::: EXTRACTED INFORMATION :::
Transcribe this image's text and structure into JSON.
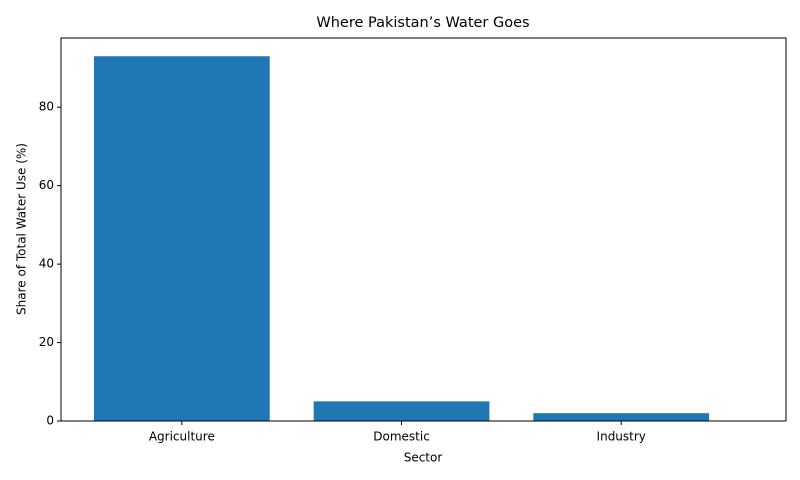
{
  "chart_data": {
    "type": "bar",
    "title": "Where Pakistan’s Water Goes",
    "x_label": "Sector",
    "y_label": "Share of Total Water Use (%)",
    "categories": [
      "Agriculture",
      "Domestic",
      "Industry"
    ],
    "values": [
      93,
      5,
      2
    ],
    "color": "#1f77b4",
    "ylim": [
      0,
      97.65
    ],
    "yticks": [
      0,
      20,
      40,
      60,
      80
    ],
    "grid": false
  }
}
:::
Will you restate every entry word for word and omit the images?

Transcribe this image's text and structure into JSON.
{
  "chart_data": {
    "type": "bar",
    "title": "Where Pakistan’s Water Goes",
    "x_label": "Sector",
    "y_label": "Share of Total Water Use (%)",
    "categories": [
      "Agriculture",
      "Domestic",
      "Industry"
    ],
    "values": [
      93,
      5,
      2
    ],
    "color": "#1f77b4",
    "ylim": [
      0,
      97.65
    ],
    "yticks": [
      0,
      20,
      40,
      60,
      80
    ],
    "grid": false
  }
}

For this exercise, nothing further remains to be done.